* Job
Your task is to repeat the entries word for word while leaving out the pictures.

* Extracted entries
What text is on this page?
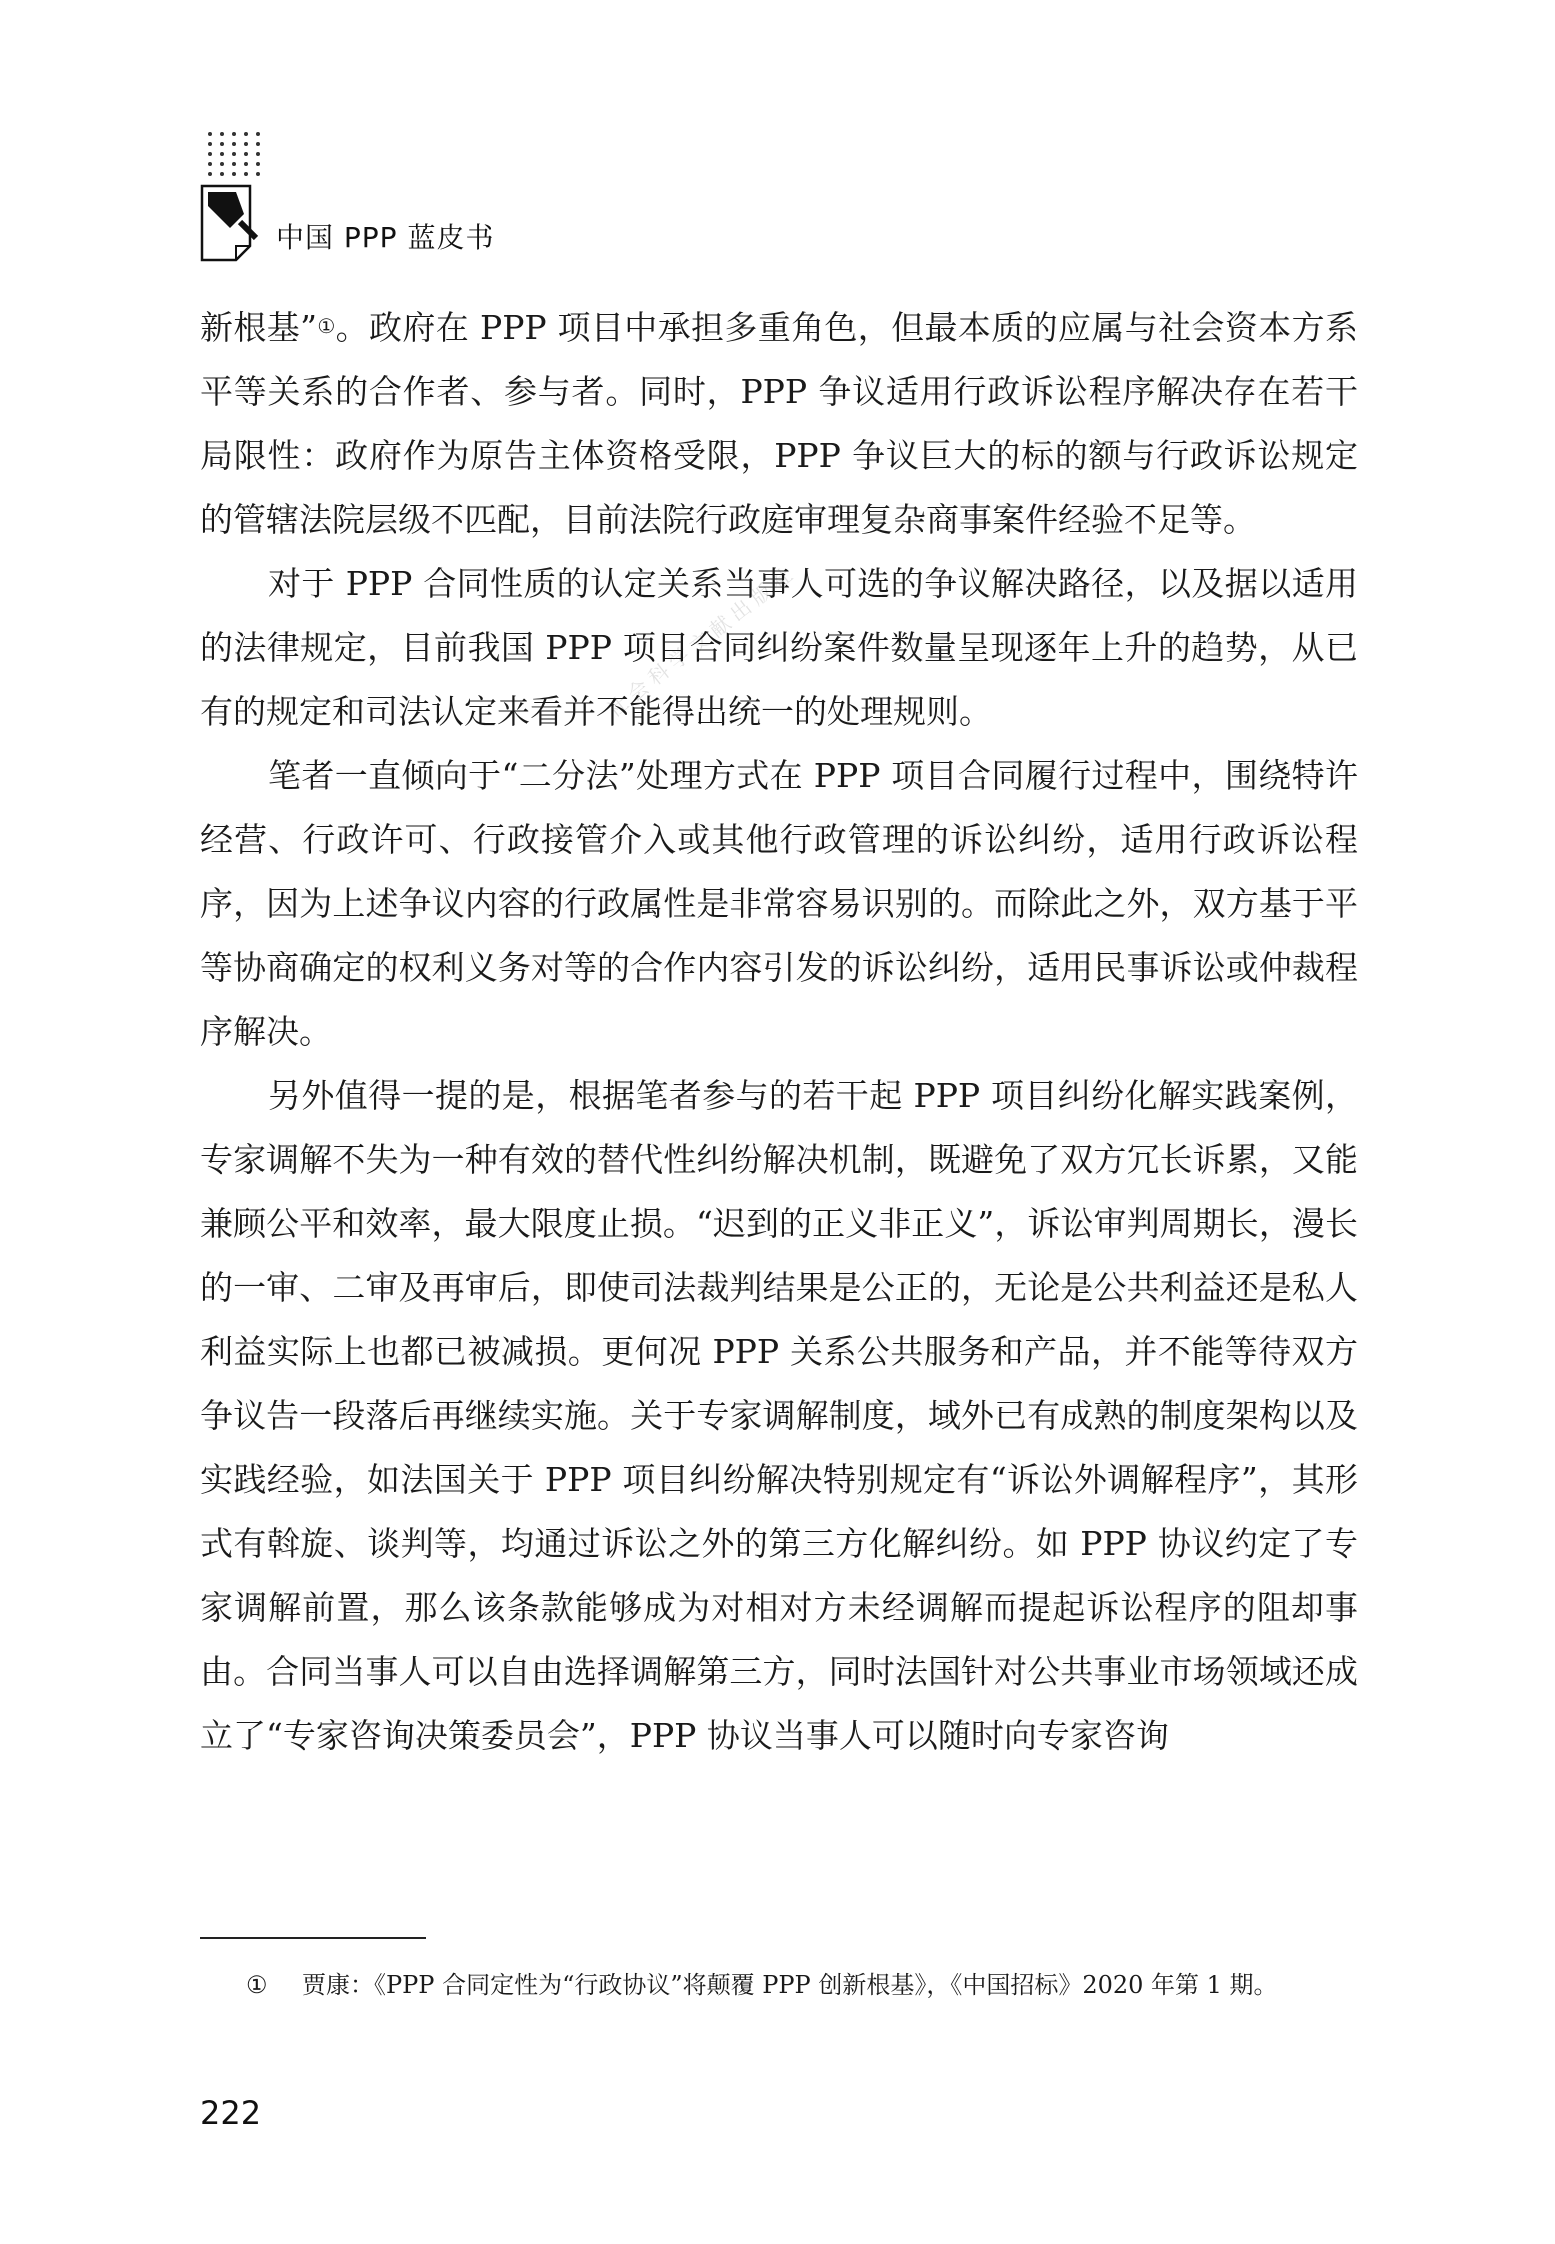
中国 PPP 蓝皮书
社会科学文献出版社

新根基”①。政府在 PPP 项目中承担多重角色，但最本质的应属与社会资本方系平等关系的合作者、参与者。同时，PPP 争议适用行政诉讼程序解决存在若干局限性：政府作为原告主体资格受限，PPP 争议巨大的标的额与行政诉讼规定的管辖法院层级不匹配，目前法院行政庭审理复杂商事案件经验不足等。

对于 PPP 合同性质的认定关系当事人可选的争议解决路径，以及据以适用的法律规定，目前我国 PPP 项目合同纠纷案件数量呈现逐年上升的趋势，从已有的规定和司法认定来看并不能得出统一的处理规则。

笔者一直倾向于“二分法”处理方式在 PPP 项目合同履行过程中，围绕特许经营、行政许可、行政接管介入或其他行政管理的诉讼纠纷，适用行政诉讼程序，因为上述争议内容的行政属性是非常容易识别的。而除此之外，双方基于平等协商确定的权利义务对等的合作内容引发的诉讼纠纷，适用民事诉讼或仲裁程序解决。

另外值得一提的是，根据笔者参与的若干起 PPP 项目纠纷化解实践案例，专家调解不失为一种有效的替代性纠纷解决机制，既避免了双方冗长诉累，又能兼顾公平和效率，最大限度止损。“迟到的正义非正义”，诉讼审判周期长，漫长的一审、二审及再审后，即使司法裁判结果是公正的，无论是公共利益还是私人利益实际上也都已被减损。更何况 PPP 关系公共服务和产品，并不能等待双方争议告一段落后再继续实施。关于专家调解制度，域外已有成熟的制度架构以及实践经验，如法国关于 PPP 项目纠纷解决特别规定有“诉讼外调解程序”，其形式有斡旋、谈判等，均通过诉讼之外的第三方化解纠纷。如 PPP 协议约定了专家调解前置，那么该条款能够成为对相对方未经调解而提起诉讼程序的阻却事由。合同当事人可以自由选择调解第三方，同时法国针对公共事业市场领域还成立了“专家咨询决策委员会”，PPP 协议当事人可以随时向专家咨询

① 贾康：《PPP 合同定性为“行政协议”将颠覆 PPP 创新根基》，《中国招标》2020 年第 1 期。
222
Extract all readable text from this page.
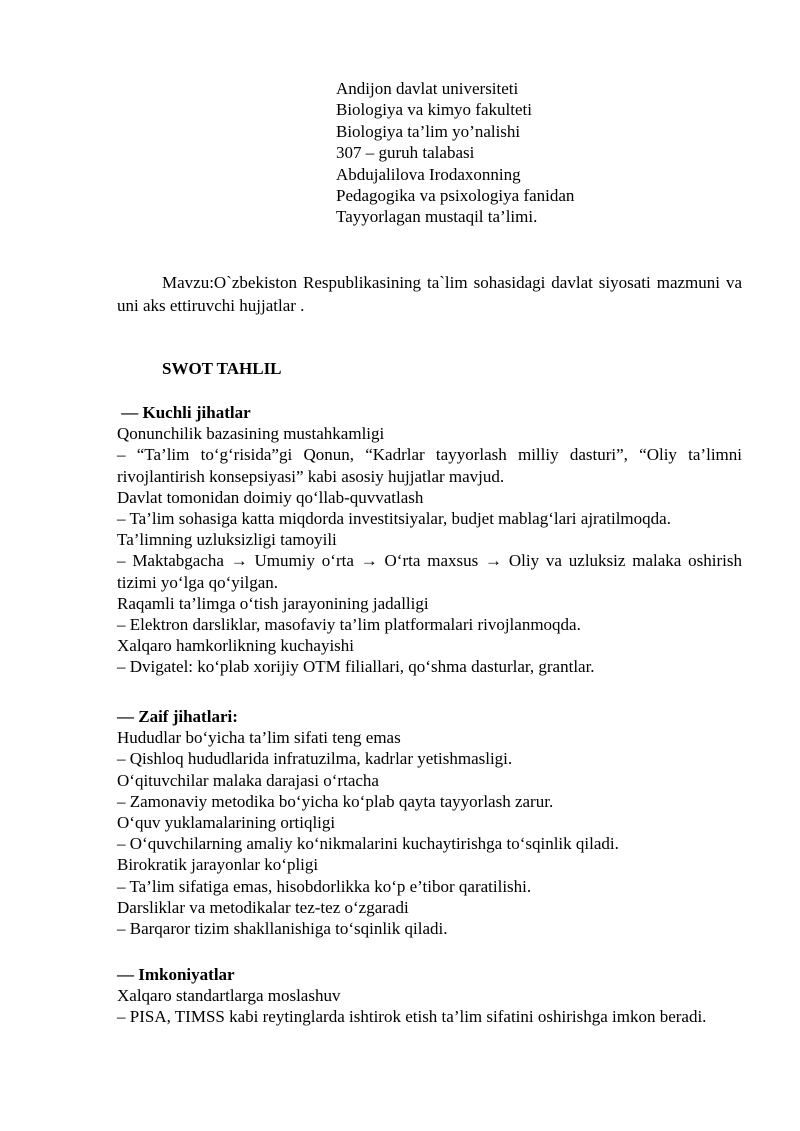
Andijon davlat universiteti
Biologiya va kimyo fakulteti
Biologiya ta’lim yo’nalishi
307 – guruh talabasi
Abdujalilova Irodaxonning
Pedagogika va psixologiya fanidan
Tayyorlagan mustaqil ta’limi.
Mavzu:O`zbekiston Respublikasining ta`lim sohasidagi davlat siyosati mazmuni va uni aks ettiruvchi hujjatlar .
SWOT TAHLIL
— Kuchli jihatlar
Qonunchilik bazasining mustahkamligi
– “Ta’lim to‘g‘risida”gi Qonun, “Kadrlar tayyorlash milliy dasturi”, “Oliy ta’limni rivojlantirish konsepsiyasi” kabi asosiy hujjatlar mavjud.
Davlat tomonidan doimiy qo‘llab-quvvatlash
– Ta’lim sohasiga katta miqdorda investitsiyalar, budjet mablag‘lari ajratilmoqda.
Ta’limning uzluksizligi tamoyili
– Maktabgacha → Umumiy o‘rta → O‘rta maxsus → Oliy va uzluksiz malaka oshirish tizimi yo‘lga qo‘yilgan.
Raqamli ta’limga o‘tish jarayonining jadalligi
– Elektron darsliklar, masofaviy ta’lim platformalari rivojlanmoqda.
Xalqaro hamkorlikning kuchayishi
– Dvigatel: ko‘plab xorijiy OTM filiallari, qo‘shma dasturlar, grantlar.
— Zaif jihatlari:
Hududlar bo‘yicha ta’lim sifati teng emas
– Qishloq hududlarida infratuzilma, kadrlar yetishmasligi.
O‘qituvchilar malaka darajasi o‘rtacha
– Zamonaviy metodika bo‘yicha ko‘plab qayta tayyorlash zarur.
O‘quv yuklamalarining ortiqligi
– O‘quvchilarning amaliy ko‘nikmalarini kuchaytirishga to‘sqinlik qiladi.
Birokratik jarayonlar ko‘pligi
– Ta’lim sifatiga emas, hisobdorlikka ko‘p e’tibor qaratilishi.
Darsliklar va metodikalar tez-tez o‘zgaradi
– Barqaror tizim shakllanishiga to‘sqinlik qiladi.
— Imkoniyatlar
Xalqaro standartlarga moslashuv
– PISA, TIMSS kabi reytinglarda ishtirok etish ta’lim sifatini oshirishga imkon beradi.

* Answer to this exercise
What text is on this page?
中国 PPP 蓝皮书
社会科学文献出版社

新根基”①。政府在 PPP 项目中承担多重角色，但最本质的应属与社会资本方系平等关系的合作者、参与者。同时，PPP 争议适用行政诉讼程序解决存在若干局限性：政府作为原告主体资格受限，PPP 争议巨大的标的额与行政诉讼规定的管辖法院层级不匹配，目前法院行政庭审理复杂商事案件经验不足等。

对于 PPP 合同性质的认定关系当事人可选的争议解决路径，以及据以适用的法律规定，目前我国 PPP 项目合同纠纷案件数量呈现逐年上升的趋势，从已有的规定和司法认定来看并不能得出统一的处理规则。

笔者一直倾向于“二分法”处理方式在 PPP 项目合同履行过程中，围绕特许经营、行政许可、行政接管介入或其他行政管理的诉讼纠纷，适用行政诉讼程序，因为上述争议内容的行政属性是非常容易识别的。而除此之外，双方基于平等协商确定的权利义务对等的合作内容引发的诉讼纠纷，适用民事诉讼或仲裁程序解决。

另外值得一提的是，根据笔者参与的若干起 PPP 项目纠纷化解实践案例，专家调解不失为一种有效的替代性纠纷解决机制，既避免了双方冗长诉累，又能兼顾公平和效率，最大限度止损。“迟到的正义非正义”，诉讼审判周期长，漫长的一审、二审及再审后，即使司法裁判结果是公正的，无论是公共利益还是私人利益实际上也都已被减损。更何况 PPP 关系公共服务和产品，并不能等待双方争议告一段落后再继续实施。关于专家调解制度，域外已有成熟的制度架构以及实践经验，如法国关于 PPP 项目纠纷解决特别规定有“诉讼外调解程序”，其形式有斡旋、谈判等，均通过诉讼之外的第三方化解纠纷。如 PPP 协议约定了专家调解前置，那么该条款能够成为对相对方未经调解而提起诉讼程序的阻却事由。合同当事人可以自由选择调解第三方，同时法国针对公共事业市场领域还成立了“专家咨询决策委员会”，PPP 协议当事人可以随时向专家咨询

① 贾康：《PPP 合同定性为“行政协议”将颠覆 PPP 创新根基》，《中国招标》2020 年第 1 期。
222
Extract all readable text from this page.
Andijon davlat universiteti
Biologiya va kimyo fakulteti
Biologiya ta’lim yo’nalishi
307 – guruh talabasi
Abdujalilova Irodaxonning
Pedagogika va psixologiya fanidan
Tayyorlagan mustaqil ta’limi.
Mavzu:O`zbekiston Respublikasining ta`lim sohasidagi davlat siyosati mazmuni va uni aks ettiruvchi hujjatlar .
SWOT TAHLIL
— Kuchli jihatlar
Qonunchilik bazasining mustahkamligi
– “Ta’lim to‘g‘risida”gi Qonun, “Kadrlar tayyorlash milliy dasturi”, “Oliy ta’limni rivojlantirish konsepsiyasi” kabi asosiy hujjatlar mavjud.
Davlat tomonidan doimiy qo‘llab-quvvatlash
– Ta’lim sohasiga katta miqdorda investitsiyalar, budjet mablag‘lari ajratilmoqda.
Ta’limning uzluksizligi tamoyili
– Maktabgacha → Umumiy o‘rta → O‘rta maxsus → Oliy va uzluksiz malaka oshirish tizimi yo‘lga qo‘yilgan.
Raqamli ta’limga o‘tish jarayonining jadalligi
– Elektron darsliklar, masofaviy ta’lim platformalari rivojlanmoqda.
Xalqaro hamkorlikning kuchayishi
– Dvigatel: ko‘plab xorijiy OTM filiallari, qo‘shma dasturlar, grantlar.
— Zaif jihatlari:
Hududlar bo‘yicha ta’lim sifati teng emas
– Qishloq hududlarida infratuzilma, kadrlar yetishmasligi.
O‘qituvchilar malaka darajasi o‘rtacha
– Zamonaviy metodika bo‘yicha ko‘plab qayta tayyorlash zarur.
O‘quv yuklamalarining ortiqligi
– O‘quvchilarning amaliy ko‘nikmalarini kuchaytirishga to‘sqinlik qiladi.
Birokratik jarayonlar ko‘pligi
– Ta’lim sifatiga emas, hisobdorlikka ko‘p e’tibor qaratilishi.
Darsliklar va metodikalar tez-tez o‘zgaradi
– Barqaror tizim shakllanishiga to‘sqinlik qiladi.
— Imkoniyatlar
Xalqaro standartlarga moslashuv
– PISA, TIMSS kabi reytinglarda ishtirok etish ta’lim sifatini oshirishga imkon beradi.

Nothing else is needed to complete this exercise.